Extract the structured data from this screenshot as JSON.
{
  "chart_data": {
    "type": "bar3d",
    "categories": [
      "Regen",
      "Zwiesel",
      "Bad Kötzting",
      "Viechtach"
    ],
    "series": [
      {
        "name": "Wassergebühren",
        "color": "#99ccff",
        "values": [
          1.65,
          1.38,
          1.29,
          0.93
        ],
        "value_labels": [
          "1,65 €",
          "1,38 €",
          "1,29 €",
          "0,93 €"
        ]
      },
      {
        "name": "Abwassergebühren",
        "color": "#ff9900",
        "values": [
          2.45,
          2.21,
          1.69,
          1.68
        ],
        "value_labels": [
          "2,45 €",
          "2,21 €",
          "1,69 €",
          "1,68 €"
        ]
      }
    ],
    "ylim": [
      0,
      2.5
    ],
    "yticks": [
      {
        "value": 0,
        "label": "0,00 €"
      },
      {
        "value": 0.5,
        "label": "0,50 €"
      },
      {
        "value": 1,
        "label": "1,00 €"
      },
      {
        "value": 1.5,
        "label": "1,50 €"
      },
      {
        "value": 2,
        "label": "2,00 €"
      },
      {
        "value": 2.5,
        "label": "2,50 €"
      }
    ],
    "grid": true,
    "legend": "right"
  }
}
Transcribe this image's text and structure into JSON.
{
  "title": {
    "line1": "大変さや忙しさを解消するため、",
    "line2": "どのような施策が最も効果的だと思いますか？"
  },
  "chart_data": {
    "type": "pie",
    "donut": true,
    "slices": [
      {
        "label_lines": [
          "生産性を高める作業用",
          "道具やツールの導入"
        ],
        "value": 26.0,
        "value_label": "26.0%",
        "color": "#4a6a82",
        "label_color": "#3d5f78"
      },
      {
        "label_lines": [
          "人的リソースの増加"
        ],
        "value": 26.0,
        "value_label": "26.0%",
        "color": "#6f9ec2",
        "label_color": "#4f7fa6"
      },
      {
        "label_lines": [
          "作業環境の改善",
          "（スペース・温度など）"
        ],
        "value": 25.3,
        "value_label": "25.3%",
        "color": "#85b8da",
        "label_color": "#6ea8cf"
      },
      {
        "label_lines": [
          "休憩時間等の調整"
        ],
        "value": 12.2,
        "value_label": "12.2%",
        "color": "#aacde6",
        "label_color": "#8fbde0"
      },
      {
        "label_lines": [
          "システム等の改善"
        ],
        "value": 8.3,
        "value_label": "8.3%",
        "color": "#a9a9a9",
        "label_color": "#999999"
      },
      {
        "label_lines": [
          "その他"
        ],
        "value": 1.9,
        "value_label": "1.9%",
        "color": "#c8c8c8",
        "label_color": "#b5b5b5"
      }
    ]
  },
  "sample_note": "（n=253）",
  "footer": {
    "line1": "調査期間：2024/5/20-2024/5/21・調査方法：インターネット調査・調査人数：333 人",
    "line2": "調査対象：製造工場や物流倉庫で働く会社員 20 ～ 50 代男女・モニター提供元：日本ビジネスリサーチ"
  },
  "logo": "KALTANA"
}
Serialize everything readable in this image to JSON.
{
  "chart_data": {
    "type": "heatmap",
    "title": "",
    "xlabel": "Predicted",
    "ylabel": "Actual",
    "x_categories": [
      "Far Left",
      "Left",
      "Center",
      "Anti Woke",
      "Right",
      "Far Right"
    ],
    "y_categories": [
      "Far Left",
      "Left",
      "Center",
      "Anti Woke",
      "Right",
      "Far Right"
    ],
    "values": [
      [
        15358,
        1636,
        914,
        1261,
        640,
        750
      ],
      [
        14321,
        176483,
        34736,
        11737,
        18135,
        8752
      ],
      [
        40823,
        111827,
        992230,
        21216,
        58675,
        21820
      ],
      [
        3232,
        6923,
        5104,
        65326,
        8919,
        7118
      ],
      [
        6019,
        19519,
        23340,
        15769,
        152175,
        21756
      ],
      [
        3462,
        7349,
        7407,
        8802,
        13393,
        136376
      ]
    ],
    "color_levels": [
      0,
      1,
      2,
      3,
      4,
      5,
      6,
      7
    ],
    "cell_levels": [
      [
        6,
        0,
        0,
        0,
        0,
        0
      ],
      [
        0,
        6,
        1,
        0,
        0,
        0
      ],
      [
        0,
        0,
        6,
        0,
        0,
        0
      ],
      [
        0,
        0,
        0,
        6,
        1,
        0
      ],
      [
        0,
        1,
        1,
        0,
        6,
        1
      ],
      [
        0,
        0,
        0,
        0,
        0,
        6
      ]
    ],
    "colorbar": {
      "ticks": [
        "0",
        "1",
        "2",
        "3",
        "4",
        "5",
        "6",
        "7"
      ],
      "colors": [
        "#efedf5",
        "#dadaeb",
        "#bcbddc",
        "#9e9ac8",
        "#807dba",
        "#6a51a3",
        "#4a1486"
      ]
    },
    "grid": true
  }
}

# THE EXERCISE
Locate the word "JSON" in the records and collect each line it appears in.

# SOLUTION BELOW
Extract the structured data from this screenshot as JSON.
Transcribe this image's text and structure into JSON.
Serialize everything readable in this image to JSON.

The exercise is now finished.